• OBJECTIVE: Read the lines that follow and pick out every one containing the word "this".

• PROVIDED RECORDS:

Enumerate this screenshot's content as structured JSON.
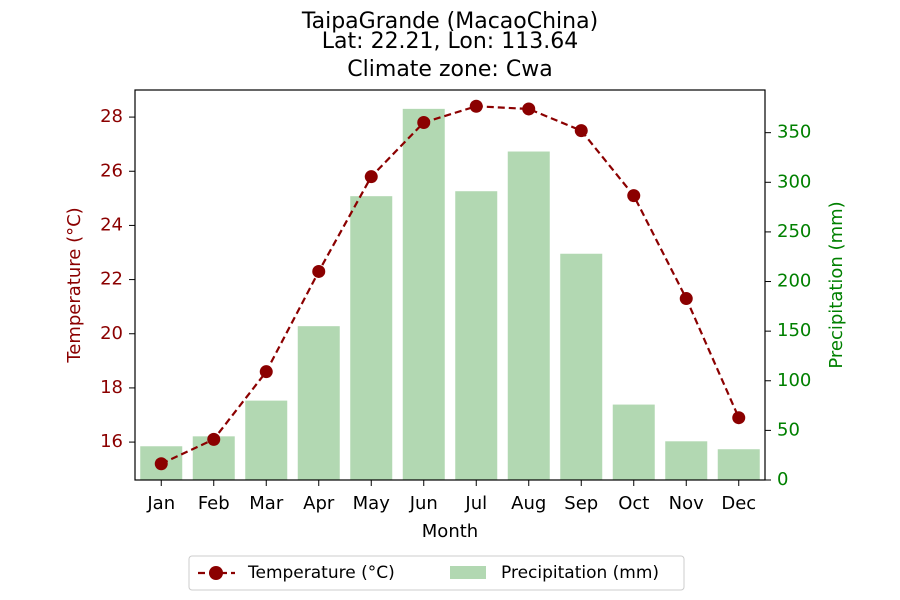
{
  "chart_data": {
    "type": "bar+line",
    "title": "TaipaGrande (MacaoChina)",
    "subtitle_lines": [
      "Lat: 22.21, Lon: 113.64",
      "Climate zone: Cwa"
    ],
    "xlabel": "Month",
    "categories": [
      "Jan",
      "Feb",
      "Mar",
      "Apr",
      "May",
      "Jun",
      "Jul",
      "Aug",
      "Sep",
      "Oct",
      "Nov",
      "Dec"
    ],
    "temperature": {
      "name": "Temperature (°C)",
      "axis_label": "Temperature (°C)",
      "values": [
        15.2,
        16.1,
        18.6,
        22.3,
        25.8,
        27.8,
        28.4,
        28.3,
        27.5,
        25.1,
        21.3,
        16.9
      ],
      "ylim": [
        14.6,
        29.0
      ],
      "ticks": [
        16,
        18,
        20,
        22,
        24,
        26,
        28
      ],
      "color": "#8b0000"
    },
    "precipitation": {
      "name": "Precipitation (mm)",
      "axis_label": "Precipitation (mm)",
      "values": [
        34,
        44,
        80,
        155,
        286,
        374,
        291,
        331,
        228,
        76,
        39,
        31
      ],
      "ylim": [
        0,
        393
      ],
      "ticks": [
        0,
        50,
        100,
        150,
        200,
        250,
        300,
        350
      ],
      "bar_color": "#b2d8b2",
      "axis_color": "#008000"
    },
    "legend_position": "bottom-center"
  }
}
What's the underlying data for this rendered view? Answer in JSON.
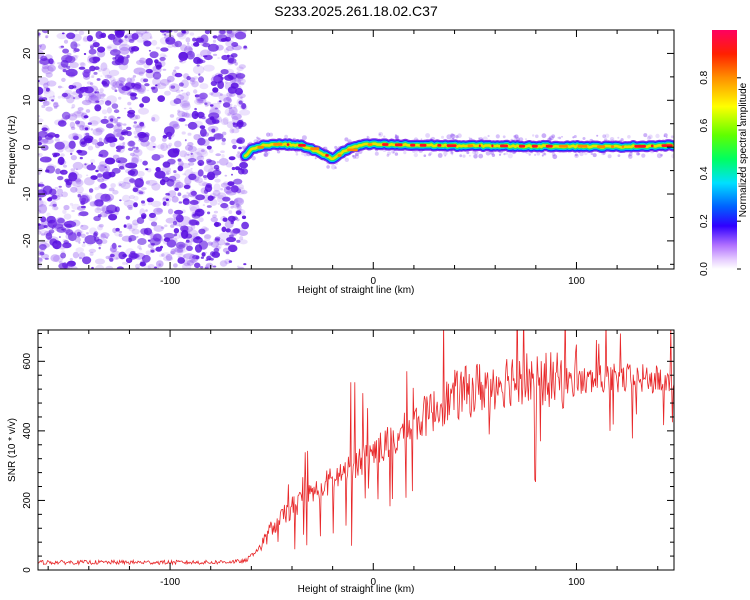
{
  "title": "S233.2025.261.18.02.C37",
  "colors": {
    "snr_line": "#e8282a",
    "scatter_low": "#8a4bf0",
    "scatter_high": "#5a10e0"
  },
  "chart_data": [
    {
      "type": "heatmap",
      "xlabel": "Height of straight line (km)",
      "ylabel": "Frequency (Hz)",
      "xlim": [
        -165,
        148
      ],
      "ylim": [
        -26,
        25
      ],
      "xticks": [
        -100,
        0,
        100
      ],
      "yticks": [
        -20,
        -10,
        0,
        10,
        20
      ],
      "noise_region_x": [
        -165,
        -63
      ],
      "signal_region_x": [
        -63,
        148
      ],
      "signal_track": {
        "x": [
          -63,
          -60,
          -55,
          -50,
          -45,
          -40,
          -35,
          -30,
          -25,
          -20,
          -15,
          -10,
          -5,
          0,
          10,
          20,
          30,
          40,
          50,
          60,
          70,
          80,
          90,
          100,
          110,
          120,
          130,
          140,
          148
        ],
        "y": [
          -2,
          -0.5,
          0.3,
          0.6,
          0.6,
          0.5,
          0.3,
          -0.5,
          -1.5,
          -2.5,
          -1.0,
          0.0,
          0.5,
          0.6,
          0.5,
          0.4,
          0.4,
          0.3,
          0.3,
          0.3,
          0.2,
          0.2,
          0.2,
          0.2,
          0.1,
          0.1,
          0.2,
          0.3,
          0.4
        ]
      },
      "colorbar": {
        "label": "Normalized spectral amplitude",
        "range": [
          0.0,
          1.0
        ],
        "ticks": [
          0.0,
          0.2,
          0.4,
          0.6,
          0.8
        ]
      }
    },
    {
      "type": "line",
      "xlabel": "Height of straight line (km)",
      "ylabel": "SNR (10 * v/v)",
      "xlim": [
        -165,
        148
      ],
      "ylim": [
        0,
        690
      ],
      "xticks": [
        -100,
        0,
        100
      ],
      "yticks": [
        0,
        200,
        400,
        600
      ],
      "series": [
        {
          "name": "SNR",
          "envelope_x": [
            -165,
            -120,
            -80,
            -63,
            -55,
            -50,
            -45,
            -40,
            -30,
            -20,
            -10,
            0,
            10,
            20,
            30,
            40,
            50,
            60,
            70,
            80,
            90,
            100,
            110,
            120,
            130,
            140,
            148
          ],
          "envelope_y": [
            22,
            22,
            22,
            25,
            70,
            120,
            150,
            180,
            220,
            260,
            300,
            340,
            370,
            420,
            460,
            500,
            520,
            540,
            555,
            550,
            545,
            540,
            545,
            550,
            550,
            545,
            550
          ]
        }
      ]
    }
  ]
}
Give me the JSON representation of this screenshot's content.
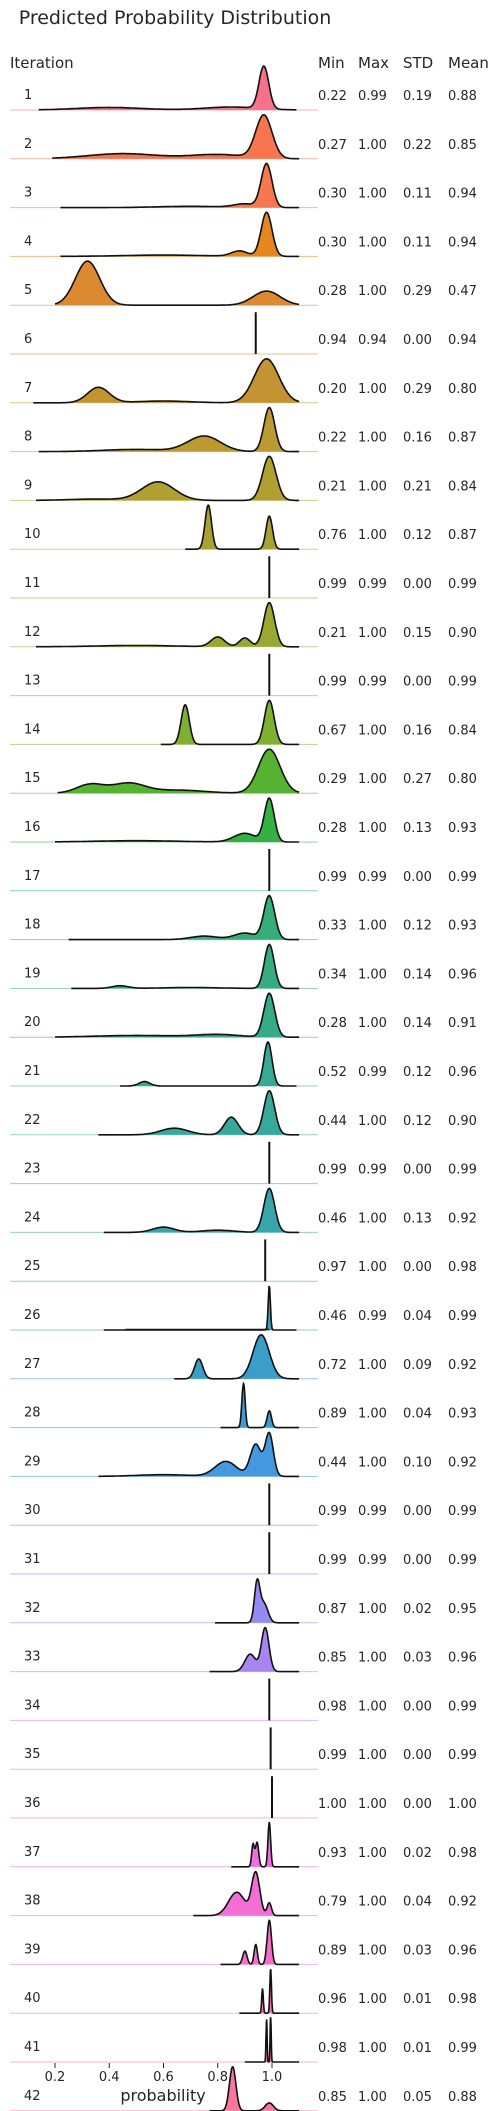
{
  "chart_data": {
    "type": "ridgeline",
    "title": "Predicted Probability Distribution",
    "xlabel": "probability",
    "xlim": [
      0.1,
      1.15
    ],
    "xticks": [
      "0.2",
      "0.4",
      "0.6",
      "0.8",
      "1.0"
    ],
    "xtick_values": [
      0.2,
      0.4,
      0.6,
      0.8,
      1.0
    ],
    "row_header": "Iteration",
    "stat_headers": [
      "Min",
      "Max",
      "STD",
      "Mean"
    ],
    "rows": [
      {
        "label": "1",
        "color": "#f77189",
        "stats": [
          "0.22",
          "0.99",
          "0.19",
          "0.88"
        ],
        "peaks": [
          [
            0.97,
            0.018,
            1.0
          ],
          [
            0.4,
            0.12,
            0.06
          ],
          [
            0.85,
            0.1,
            0.07
          ]
        ]
      },
      {
        "label": "2",
        "color": "#f7754f",
        "stats": [
          "0.27",
          "1.00",
          "0.22",
          "0.85"
        ],
        "peaks": [
          [
            0.97,
            0.03,
            1.0
          ],
          [
            0.45,
            0.13,
            0.12
          ],
          [
            0.8,
            0.1,
            0.1
          ]
        ]
      },
      {
        "label": "3",
        "color": "#f77850",
        "stats": [
          "0.30",
          "1.00",
          "0.11",
          "0.94"
        ],
        "peaks": [
          [
            0.98,
            0.02,
            1.0
          ],
          [
            0.7,
            0.12,
            0.03
          ],
          [
            0.9,
            0.04,
            0.08
          ]
        ]
      },
      {
        "label": "4",
        "color": "#e5861f",
        "stats": [
          "0.30",
          "1.00",
          "0.11",
          "0.94"
        ],
        "peaks": [
          [
            0.98,
            0.02,
            1.0
          ],
          [
            0.88,
            0.03,
            0.12
          ],
          [
            0.6,
            0.15,
            0.03
          ]
        ]
      },
      {
        "label": "5",
        "color": "#dc8932",
        "stats": [
          "0.28",
          "1.00",
          "0.29",
          "0.47"
        ],
        "peaks": [
          [
            0.32,
            0.045,
            1.0
          ],
          [
            0.98,
            0.05,
            0.32
          ]
        ]
      },
      {
        "label": "6",
        "color": "#d08c32",
        "stats": [
          "0.94",
          "0.94",
          "0.00",
          "0.94"
        ],
        "spike": 0.94
      },
      {
        "label": "7",
        "color": "#c49433",
        "stats": [
          "0.20",
          "1.00",
          "0.29",
          "0.80"
        ],
        "peaks": [
          [
            0.98,
            0.045,
            1.0
          ],
          [
            0.36,
            0.04,
            0.35
          ],
          [
            0.6,
            0.1,
            0.04
          ]
        ]
      },
      {
        "label": "8",
        "color": "#bb9a32",
        "stats": [
          "0.22",
          "1.00",
          "0.16",
          "0.87"
        ],
        "peaks": [
          [
            0.99,
            0.02,
            1.0
          ],
          [
            0.75,
            0.06,
            0.35
          ],
          [
            0.5,
            0.12,
            0.05
          ]
        ]
      },
      {
        "label": "9",
        "color": "#b29f32",
        "stats": [
          "0.21",
          "1.00",
          "0.21",
          "0.84"
        ],
        "peaks": [
          [
            0.99,
            0.025,
            1.0
          ],
          [
            0.58,
            0.06,
            0.42
          ],
          [
            0.35,
            0.1,
            0.03
          ]
        ]
      },
      {
        "label": "10",
        "color": "#a9a232",
        "stats": [
          "0.76",
          "1.00",
          "0.12",
          "0.87"
        ],
        "peaks": [
          [
            0.765,
            0.012,
            1.0
          ],
          [
            0.99,
            0.012,
            0.75
          ]
        ]
      },
      {
        "label": "11",
        "color": "#a3a532",
        "stats": [
          "0.99",
          "0.99",
          "0.00",
          "0.99"
        ],
        "spike": 0.99
      },
      {
        "label": "12",
        "color": "#9aa832",
        "stats": [
          "0.21",
          "1.00",
          "0.15",
          "0.90"
        ],
        "peaks": [
          [
            0.99,
            0.02,
            1.0
          ],
          [
            0.8,
            0.025,
            0.22
          ],
          [
            0.9,
            0.02,
            0.2
          ],
          [
            0.5,
            0.15,
            0.03
          ]
        ]
      },
      {
        "label": "13",
        "color": "#91ab32",
        "stats": [
          "0.99",
          "0.99",
          "0.00",
          "0.99"
        ],
        "spike": 0.99
      },
      {
        "label": "14",
        "color": "#7eb031",
        "stats": [
          "0.67",
          "1.00",
          "0.16",
          "0.84"
        ],
        "peaks": [
          [
            0.68,
            0.015,
            0.9
          ],
          [
            0.99,
            0.018,
            1.0
          ]
        ]
      },
      {
        "label": "15",
        "color": "#55b331",
        "stats": [
          "0.29",
          "1.00",
          "0.27",
          "0.80"
        ],
        "peaks": [
          [
            0.99,
            0.04,
            1.0
          ],
          [
            0.33,
            0.05,
            0.2
          ],
          [
            0.47,
            0.06,
            0.22
          ],
          [
            0.65,
            0.1,
            0.07
          ]
        ]
      },
      {
        "label": "16",
        "color": "#33b143",
        "stats": [
          "0.28",
          "1.00",
          "0.13",
          "0.93"
        ],
        "peaks": [
          [
            0.99,
            0.018,
            1.0
          ],
          [
            0.9,
            0.04,
            0.2
          ],
          [
            0.5,
            0.15,
            0.03
          ]
        ]
      },
      {
        "label": "17",
        "color": "#34b062",
        "stats": [
          "0.99",
          "0.99",
          "0.00",
          "0.99"
        ],
        "spike": 0.99
      },
      {
        "label": "18",
        "color": "#35ae78",
        "stats": [
          "0.33",
          "1.00",
          "0.12",
          "0.93"
        ],
        "peaks": [
          [
            0.99,
            0.02,
            1.0
          ],
          [
            0.75,
            0.05,
            0.08
          ],
          [
            0.9,
            0.04,
            0.15
          ]
        ]
      },
      {
        "label": "19",
        "color": "#35ad7f",
        "stats": [
          "0.34",
          "1.00",
          "0.14",
          "0.96"
        ],
        "peaks": [
          [
            0.99,
            0.018,
            1.0
          ],
          [
            0.44,
            0.03,
            0.06
          ],
          [
            0.7,
            0.1,
            0.02
          ]
        ]
      },
      {
        "label": "20",
        "color": "#36ab88",
        "stats": [
          "0.28",
          "1.00",
          "0.14",
          "0.91"
        ],
        "peaks": [
          [
            0.99,
            0.02,
            1.0
          ],
          [
            0.8,
            0.08,
            0.06
          ],
          [
            0.5,
            0.15,
            0.04
          ]
        ]
      },
      {
        "label": "21",
        "color": "#36aa93",
        "stats": [
          "0.52",
          "0.99",
          "0.12",
          "0.96"
        ],
        "peaks": [
          [
            0.985,
            0.015,
            1.0
          ],
          [
            0.53,
            0.02,
            0.1
          ]
        ]
      },
      {
        "label": "22",
        "color": "#36a99b",
        "stats": [
          "0.44",
          "1.00",
          "0.12",
          "0.90"
        ],
        "peaks": [
          [
            0.99,
            0.02,
            1.0
          ],
          [
            0.85,
            0.025,
            0.4
          ],
          [
            0.64,
            0.05,
            0.15
          ]
        ]
      },
      {
        "label": "23",
        "color": "#37a7a4",
        "stats": [
          "0.99",
          "0.99",
          "0.00",
          "0.99"
        ],
        "spike": 0.99
      },
      {
        "label": "24",
        "color": "#38a5ad",
        "stats": [
          "0.46",
          "1.00",
          "0.13",
          "0.92"
        ],
        "peaks": [
          [
            0.99,
            0.02,
            1.0
          ],
          [
            0.6,
            0.04,
            0.12
          ],
          [
            0.8,
            0.06,
            0.05
          ]
        ]
      },
      {
        "label": "25",
        "color": "#38a3b5",
        "stats": [
          "0.97",
          "1.00",
          "0.00",
          "0.98"
        ],
        "spike": 0.975
      },
      {
        "label": "26",
        "color": "#39a1bd",
        "stats": [
          "0.46",
          "0.99",
          "0.04",
          "0.99"
        ],
        "peaks": [
          [
            0.99,
            0.004,
            1.0
          ]
        ],
        "base_from": 0.46
      },
      {
        "label": "27",
        "color": "#3b9ec8",
        "stats": [
          "0.72",
          "1.00",
          "0.09",
          "0.92"
        ],
        "peaks": [
          [
            0.96,
            0.03,
            1.0
          ],
          [
            0.73,
            0.015,
            0.45
          ]
        ]
      },
      {
        "label": "28",
        "color": "#3d9bd2",
        "stats": [
          "0.89",
          "1.00",
          "0.04",
          "0.93"
        ],
        "peaks": [
          [
            0.895,
            0.006,
            1.0
          ],
          [
            0.99,
            0.008,
            0.38
          ]
        ]
      },
      {
        "label": "29",
        "color": "#4498e0",
        "stats": [
          "0.44",
          "1.00",
          "0.10",
          "0.92"
        ],
        "peaks": [
          [
            0.99,
            0.015,
            1.0
          ],
          [
            0.94,
            0.02,
            0.75
          ],
          [
            0.83,
            0.04,
            0.35
          ],
          [
            0.6,
            0.1,
            0.04
          ]
        ]
      },
      {
        "label": "30",
        "color": "#5e94e7",
        "stats": [
          "0.99",
          "0.99",
          "0.00",
          "0.99"
        ],
        "spike": 0.99
      },
      {
        "label": "31",
        "color": "#7e8eee",
        "stats": [
          "0.99",
          "0.99",
          "0.00",
          "0.99"
        ],
        "spike": 0.99
      },
      {
        "label": "32",
        "color": "#948af1",
        "stats": [
          "0.87",
          "1.00",
          "0.02",
          "0.95"
        ],
        "peaks": [
          [
            0.945,
            0.01,
            1.0
          ],
          [
            0.97,
            0.015,
            0.5
          ]
        ]
      },
      {
        "label": "33",
        "color": "#a884f3",
        "stats": [
          "0.85",
          "1.00",
          "0.03",
          "0.96"
        ],
        "peaks": [
          [
            0.975,
            0.014,
            1.0
          ],
          [
            0.92,
            0.02,
            0.4
          ]
        ]
      },
      {
        "label": "34",
        "color": "#bf80f4",
        "stats": [
          "0.98",
          "1.00",
          "0.00",
          "0.99"
        ],
        "spike": 0.99
      },
      {
        "label": "35",
        "color": "#d57bf3",
        "stats": [
          "0.99",
          "1.00",
          "0.00",
          "0.99"
        ],
        "spike": 0.995
      },
      {
        "label": "36",
        "color": "#e075f1",
        "stats": [
          "1.00",
          "1.00",
          "0.00",
          "1.00"
        ],
        "spike": 1.0
      },
      {
        "label": "37",
        "color": "#f06fe2",
        "stats": [
          "0.93",
          "1.00",
          "0.02",
          "0.98"
        ],
        "peaks": [
          [
            0.99,
            0.005,
            1.0
          ],
          [
            0.945,
            0.006,
            0.55
          ],
          [
            0.93,
            0.005,
            0.5
          ]
        ]
      },
      {
        "label": "38",
        "color": "#f46ed6",
        "stats": [
          "0.79",
          "1.00",
          "0.04",
          "0.92"
        ],
        "peaks": [
          [
            0.94,
            0.015,
            1.0
          ],
          [
            0.87,
            0.03,
            0.55
          ],
          [
            0.99,
            0.008,
            0.3
          ]
        ]
      },
      {
        "label": "39",
        "color": "#f56fc9",
        "stats": [
          "0.89",
          "1.00",
          "0.03",
          "0.96"
        ],
        "peaks": [
          [
            0.99,
            0.008,
            1.0
          ],
          [
            0.9,
            0.008,
            0.3
          ],
          [
            0.94,
            0.006,
            0.45
          ]
        ]
      },
      {
        "label": "40",
        "color": "#f672bb",
        "stats": [
          "0.96",
          "1.00",
          "0.01",
          "0.98"
        ],
        "peaks": [
          [
            0.995,
            0.003,
            1.0
          ],
          [
            0.965,
            0.003,
            0.55
          ]
        ]
      },
      {
        "label": "41",
        "color": "#f674ae",
        "stats": [
          "0.98",
          "1.00",
          "0.01",
          "0.99"
        ],
        "peaks": [
          [
            0.995,
            0.002,
            1.0
          ],
          [
            0.98,
            0.002,
            0.95
          ]
        ]
      },
      {
        "label": "42",
        "color": "#f7779e",
        "stats": [
          "0.85",
          "1.00",
          "0.05",
          "0.88"
        ],
        "peaks": [
          [
            0.855,
            0.012,
            1.0
          ],
          [
            0.99,
            0.015,
            0.18
          ]
        ]
      }
    ]
  }
}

• FINISHED TASK:
Enumerate this screenshot's content as structured JSON.
What's the underlying data for this rendered view? Answer in JSON.
Give me the JSON representation of this screenshot's content.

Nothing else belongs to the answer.